>> start Records to use
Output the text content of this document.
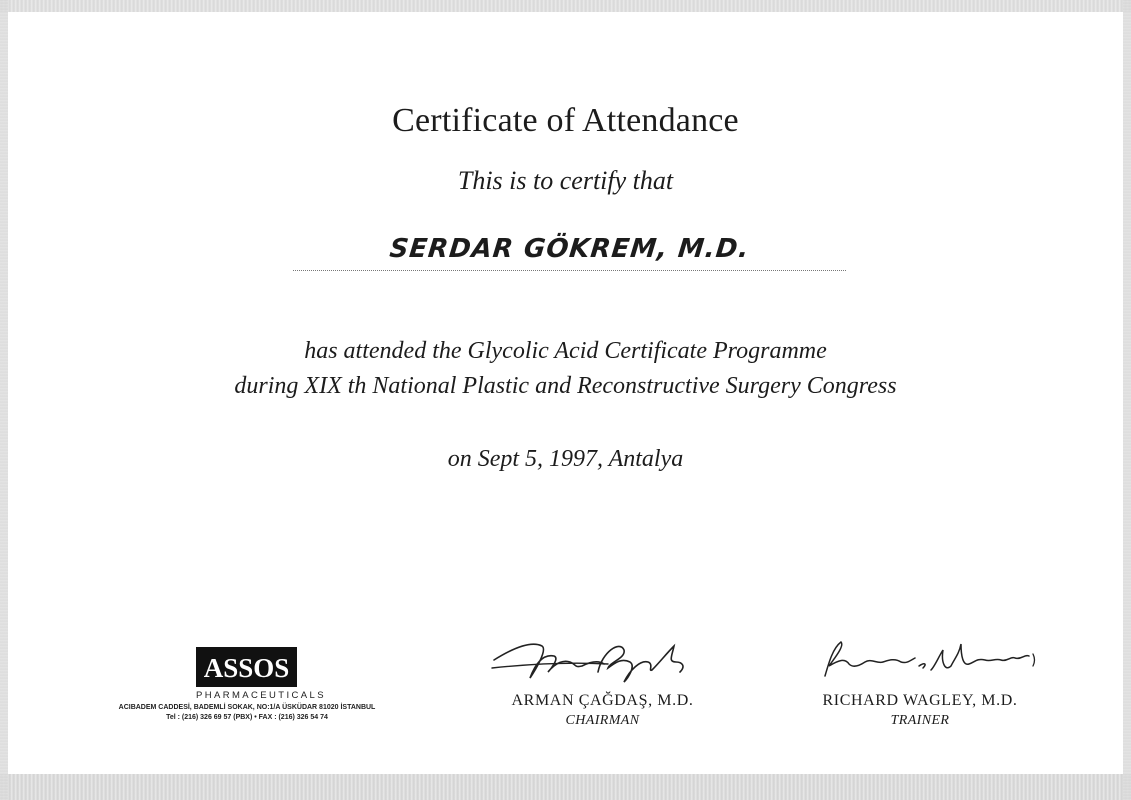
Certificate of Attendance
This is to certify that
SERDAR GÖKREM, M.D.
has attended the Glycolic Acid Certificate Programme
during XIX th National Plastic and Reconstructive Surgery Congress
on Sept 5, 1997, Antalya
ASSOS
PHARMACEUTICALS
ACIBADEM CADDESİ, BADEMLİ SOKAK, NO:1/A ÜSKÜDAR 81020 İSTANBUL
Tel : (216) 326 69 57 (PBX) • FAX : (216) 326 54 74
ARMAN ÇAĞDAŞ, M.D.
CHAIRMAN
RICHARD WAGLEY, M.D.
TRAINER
>> end Records to use
>> start Records to use
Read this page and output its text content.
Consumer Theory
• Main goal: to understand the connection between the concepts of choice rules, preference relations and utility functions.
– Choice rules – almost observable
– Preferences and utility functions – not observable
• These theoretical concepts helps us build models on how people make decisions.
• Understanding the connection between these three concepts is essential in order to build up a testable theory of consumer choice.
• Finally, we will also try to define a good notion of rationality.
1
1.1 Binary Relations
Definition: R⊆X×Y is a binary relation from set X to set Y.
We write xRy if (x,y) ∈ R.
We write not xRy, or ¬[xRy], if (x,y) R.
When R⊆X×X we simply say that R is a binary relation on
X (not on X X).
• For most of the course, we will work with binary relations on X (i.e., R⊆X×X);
>> end Records to use
Your task: What is the number of lines that contain "functions"? Reply with that number alone.

Response below: 2